— Goal —
Your task is to transcribe all of the data below exactly, omitting the images.

— Data for processing —
--
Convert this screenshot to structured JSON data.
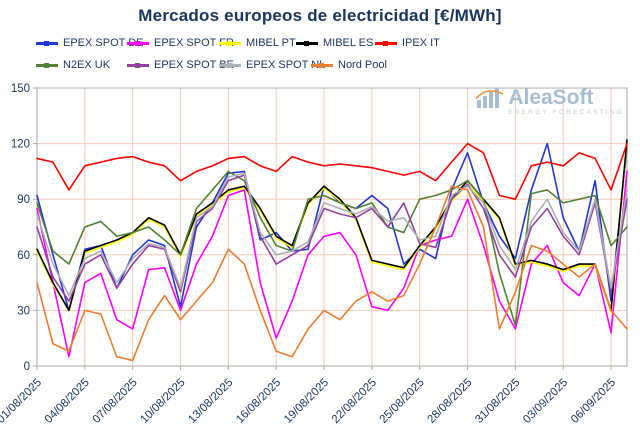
{
  "watermark": {
    "brand": "AleaSoft",
    "tagline": "ENERGY FORECASTING"
  },
  "chart_data": {
    "type": "line",
    "title": "Mercados europeos de electricidad [€/MWh]",
    "xlabel": "",
    "ylabel": "",
    "ylim": [
      0,
      150
    ],
    "yticks": [
      0,
      30,
      60,
      90,
      120,
      150
    ],
    "grid": true,
    "legend_position": "top",
    "legend_rows": [
      [
        0,
        1,
        2,
        3,
        4
      ],
      [
        5,
        6,
        7,
        8
      ]
    ],
    "colors": {
      "grid": "#f5c9b4",
      "border": "#ababab",
      "axis_text": "#1f3864"
    },
    "x_tick_indices": [
      0,
      3,
      6,
      9,
      12,
      15,
      18,
      21,
      24,
      27,
      30,
      33,
      36
    ],
    "x_tick_labels": [
      "01/08/2025",
      "04/08/2025",
      "07/08/2025",
      "10/08/2025",
      "13/08/2025",
      "16/08/2025",
      "19/08/2025",
      "22/08/2025",
      "25/08/2025",
      "28/08/2025",
      "31/08/2025",
      "03/09/2025",
      "06/09/2025"
    ],
    "x": [
      "01/08/2025",
      "02/08/2025",
      "03/08/2025",
      "04/08/2025",
      "05/08/2025",
      "06/08/2025",
      "07/08/2025",
      "08/08/2025",
      "09/08/2025",
      "10/08/2025",
      "11/08/2025",
      "12/08/2025",
      "13/08/2025",
      "14/08/2025",
      "15/08/2025",
      "16/08/2025",
      "17/08/2025",
      "18/08/2025",
      "19/08/2025",
      "20/08/2025",
      "21/08/2025",
      "22/08/2025",
      "23/08/2025",
      "24/08/2025",
      "25/08/2025",
      "26/08/2025",
      "27/08/2025",
      "28/08/2025",
      "29/08/2025",
      "30/08/2025",
      "31/08/2025",
      "01/09/2025",
      "02/09/2025",
      "03/09/2025",
      "04/09/2025",
      "05/09/2025",
      "06/09/2025",
      "07/09/2025"
    ],
    "series": [
      {
        "name": "EPEX SPOT DE",
        "color": "#2038d0",
        "values": [
          92,
          60,
          30,
          63,
          65,
          42,
          60,
          68,
          65,
          32,
          75,
          88,
          104,
          105,
          68,
          72,
          62,
          63,
          97,
          88,
          85,
          92,
          85,
          55,
          63,
          58,
          95,
          115,
          88,
          70,
          58,
          95,
          120,
          80,
          62,
          100,
          35,
          118
        ]
      },
      {
        "name": "EPEX SPOT FR",
        "color": "#ff00ff",
        "values": [
          85,
          45,
          5,
          45,
          50,
          25,
          20,
          52,
          53,
          30,
          55,
          70,
          92,
          95,
          45,
          15,
          35,
          60,
          70,
          72,
          60,
          32,
          30,
          42,
          65,
          68,
          70,
          90,
          65,
          35,
          20,
          55,
          65,
          45,
          38,
          55,
          18,
          105
        ]
      },
      {
        "name": "MIBEL PT",
        "color": "#ffff00",
        "values": [
          62,
          44,
          30,
          61,
          64,
          67,
          71,
          79,
          75,
          59,
          81,
          87,
          94,
          96,
          84,
          69,
          64,
          87,
          96,
          89,
          79,
          56,
          54,
          52,
          64,
          74,
          89,
          98,
          89,
          79,
          54,
          56,
          54,
          51,
          54,
          54,
          29,
          120
        ]
      },
      {
        "name": "MIBEL ES",
        "color": "#000000",
        "values": [
          63,
          45,
          30,
          62,
          65,
          68,
          72,
          80,
          76,
          60,
          82,
          88,
          95,
          97,
          85,
          70,
          65,
          88,
          97,
          90,
          80,
          57,
          55,
          53,
          65,
          75,
          90,
          100,
          90,
          80,
          55,
          57,
          55,
          52,
          55,
          55,
          30,
          122
        ]
      },
      {
        "name": "IPEX IT",
        "color": "#ff0000",
        "values": [
          112,
          110,
          95,
          108,
          110,
          112,
          113,
          110,
          108,
          100,
          105,
          108,
          112,
          113,
          108,
          105,
          113,
          110,
          108,
          109,
          108,
          107,
          105,
          103,
          105,
          100,
          110,
          120,
          115,
          92,
          90,
          108,
          110,
          108,
          115,
          112,
          95,
          120
        ]
      },
      {
        "name": "N2EX UK",
        "color": "#538135",
        "values": [
          88,
          62,
          55,
          75,
          78,
          70,
          72,
          75,
          68,
          60,
          85,
          95,
          105,
          100,
          80,
          65,
          62,
          90,
          92,
          88,
          85,
          88,
          75,
          72,
          90,
          92,
          95,
          100,
          90,
          50,
          22,
          93,
          95,
          88,
          90,
          92,
          65,
          75
        ]
      },
      {
        "name": "EPEX SPOT BE",
        "color": "#9641a0",
        "values": [
          75,
          48,
          35,
          55,
          60,
          42,
          55,
          65,
          63,
          40,
          78,
          85,
          100,
          103,
          70,
          55,
          60,
          65,
          85,
          82,
          80,
          85,
          75,
          88,
          66,
          64,
          90,
          98,
          85,
          60,
          48,
          75,
          85,
          70,
          60,
          88,
          40,
          90
        ]
      },
      {
        "name": "EPEX SPOT NL",
        "color": "#aab0b8",
        "values": [
          82,
          55,
          38,
          58,
          62,
          45,
          58,
          66,
          64,
          42,
          80,
          86,
          102,
          104,
          72,
          60,
          62,
          67,
          88,
          85,
          82,
          86,
          78,
          80,
          68,
          70,
          92,
          97,
          88,
          65,
          52,
          78,
          90,
          72,
          62,
          90,
          42,
          95
        ]
      },
      {
        "name": "Nord Pool",
        "color": "#ed7d31",
        "values": [
          45,
          12,
          8,
          30,
          28,
          5,
          3,
          25,
          38,
          25,
          35,
          45,
          63,
          55,
          30,
          8,
          5,
          20,
          30,
          25,
          35,
          40,
          35,
          38,
          55,
          75,
          97,
          95,
          75,
          20,
          40,
          65,
          62,
          55,
          48,
          55,
          30,
          20
        ]
      }
    ]
  }
}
--
— Answer for this exercise —
Convert this screenshot to structured JSON data.
{
  "watermark": {
    "brand": "AleaSoft",
    "tagline": "ENERGY FORECASTING"
  },
  "chart_data": {
    "type": "line",
    "title": "Mercados europeos de electricidad [€/MWh]",
    "xlabel": "",
    "ylabel": "",
    "ylim": [
      0,
      150
    ],
    "yticks": [
      0,
      30,
      60,
      90,
      120,
      150
    ],
    "grid": true,
    "legend_position": "top",
    "legend_rows": [
      [
        0,
        1,
        2,
        3,
        4
      ],
      [
        5,
        6,
        7,
        8
      ]
    ],
    "colors": {
      "grid": "#f5c9b4",
      "border": "#ababab",
      "axis_text": "#1f3864"
    },
    "x_tick_indices": [
      0,
      3,
      6,
      9,
      12,
      15,
      18,
      21,
      24,
      27,
      30,
      33,
      36
    ],
    "x_tick_labels": [
      "01/08/2025",
      "04/08/2025",
      "07/08/2025",
      "10/08/2025",
      "13/08/2025",
      "16/08/2025",
      "19/08/2025",
      "22/08/2025",
      "25/08/2025",
      "28/08/2025",
      "31/08/2025",
      "03/09/2025",
      "06/09/2025"
    ],
    "x": [
      "01/08/2025",
      "02/08/2025",
      "03/08/2025",
      "04/08/2025",
      "05/08/2025",
      "06/08/2025",
      "07/08/2025",
      "08/08/2025",
      "09/08/2025",
      "10/08/2025",
      "11/08/2025",
      "12/08/2025",
      "13/08/2025",
      "14/08/2025",
      "15/08/2025",
      "16/08/2025",
      "17/08/2025",
      "18/08/2025",
      "19/08/2025",
      "20/08/2025",
      "21/08/2025",
      "22/08/2025",
      "23/08/2025",
      "24/08/2025",
      "25/08/2025",
      "26/08/2025",
      "27/08/2025",
      "28/08/2025",
      "29/08/2025",
      "30/08/2025",
      "31/08/2025",
      "01/09/2025",
      "02/09/2025",
      "03/09/2025",
      "04/09/2025",
      "05/09/2025",
      "06/09/2025",
      "07/09/2025"
    ],
    "series": [
      {
        "name": "EPEX SPOT DE",
        "color": "#2038d0",
        "values": [
          92,
          60,
          30,
          63,
          65,
          42,
          60,
          68,
          65,
          32,
          75,
          88,
          104,
          105,
          68,
          72,
          62,
          63,
          97,
          88,
          85,
          92,
          85,
          55,
          63,
          58,
          95,
          115,
          88,
          70,
          58,
          95,
          120,
          80,
          62,
          100,
          35,
          118
        ]
      },
      {
        "name": "EPEX SPOT FR",
        "color": "#ff00ff",
        "values": [
          85,
          45,
          5,
          45,
          50,
          25,
          20,
          52,
          53,
          30,
          55,
          70,
          92,
          95,
          45,
          15,
          35,
          60,
          70,
          72,
          60,
          32,
          30,
          42,
          65,
          68,
          70,
          90,
          65,
          35,
          20,
          55,
          65,
          45,
          38,
          55,
          18,
          105
        ]
      },
      {
        "name": "MIBEL PT",
        "color": "#ffff00",
        "values": [
          62,
          44,
          30,
          61,
          64,
          67,
          71,
          79,
          75,
          59,
          81,
          87,
          94,
          96,
          84,
          69,
          64,
          87,
          96,
          89,
          79,
          56,
          54,
          52,
          64,
          74,
          89,
          98,
          89,
          79,
          54,
          56,
          54,
          51,
          54,
          54,
          29,
          120
        ]
      },
      {
        "name": "MIBEL ES",
        "color": "#000000",
        "values": [
          63,
          45,
          30,
          62,
          65,
          68,
          72,
          80,
          76,
          60,
          82,
          88,
          95,
          97,
          85,
          70,
          65,
          88,
          97,
          90,
          80,
          57,
          55,
          53,
          65,
          75,
          90,
          100,
          90,
          80,
          55,
          57,
          55,
          52,
          55,
          55,
          30,
          122
        ]
      },
      {
        "name": "IPEX IT",
        "color": "#ff0000",
        "values": [
          112,
          110,
          95,
          108,
          110,
          112,
          113,
          110,
          108,
          100,
          105,
          108,
          112,
          113,
          108,
          105,
          113,
          110,
          108,
          109,
          108,
          107,
          105,
          103,
          105,
          100,
          110,
          120,
          115,
          92,
          90,
          108,
          110,
          108,
          115,
          112,
          95,
          120
        ]
      },
      {
        "name": "N2EX UK",
        "color": "#538135",
        "values": [
          88,
          62,
          55,
          75,
          78,
          70,
          72,
          75,
          68,
          60,
          85,
          95,
          105,
          100,
          80,
          65,
          62,
          90,
          92,
          88,
          85,
          88,
          75,
          72,
          90,
          92,
          95,
          100,
          90,
          50,
          22,
          93,
          95,
          88,
          90,
          92,
          65,
          75
        ]
      },
      {
        "name": "EPEX SPOT BE",
        "color": "#9641a0",
        "values": [
          75,
          48,
          35,
          55,
          60,
          42,
          55,
          65,
          63,
          40,
          78,
          85,
          100,
          103,
          70,
          55,
          60,
          65,
          85,
          82,
          80,
          85,
          75,
          88,
          66,
          64,
          90,
          98,
          85,
          60,
          48,
          75,
          85,
          70,
          60,
          88,
          40,
          90
        ]
      },
      {
        "name": "EPEX SPOT NL",
        "color": "#aab0b8",
        "values": [
          82,
          55,
          38,
          58,
          62,
          45,
          58,
          66,
          64,
          42,
          80,
          86,
          102,
          104,
          72,
          60,
          62,
          67,
          88,
          85,
          82,
          86,
          78,
          80,
          68,
          70,
          92,
          97,
          88,
          65,
          52,
          78,
          90,
          72,
          62,
          90,
          42,
          95
        ]
      },
      {
        "name": "Nord Pool",
        "color": "#ed7d31",
        "values": [
          45,
          12,
          8,
          30,
          28,
          5,
          3,
          25,
          38,
          25,
          35,
          45,
          63,
          55,
          30,
          8,
          5,
          20,
          30,
          25,
          35,
          40,
          35,
          38,
          55,
          75,
          97,
          95,
          75,
          20,
          40,
          65,
          62,
          55,
          48,
          55,
          30,
          20
        ]
      }
    ]
  }
}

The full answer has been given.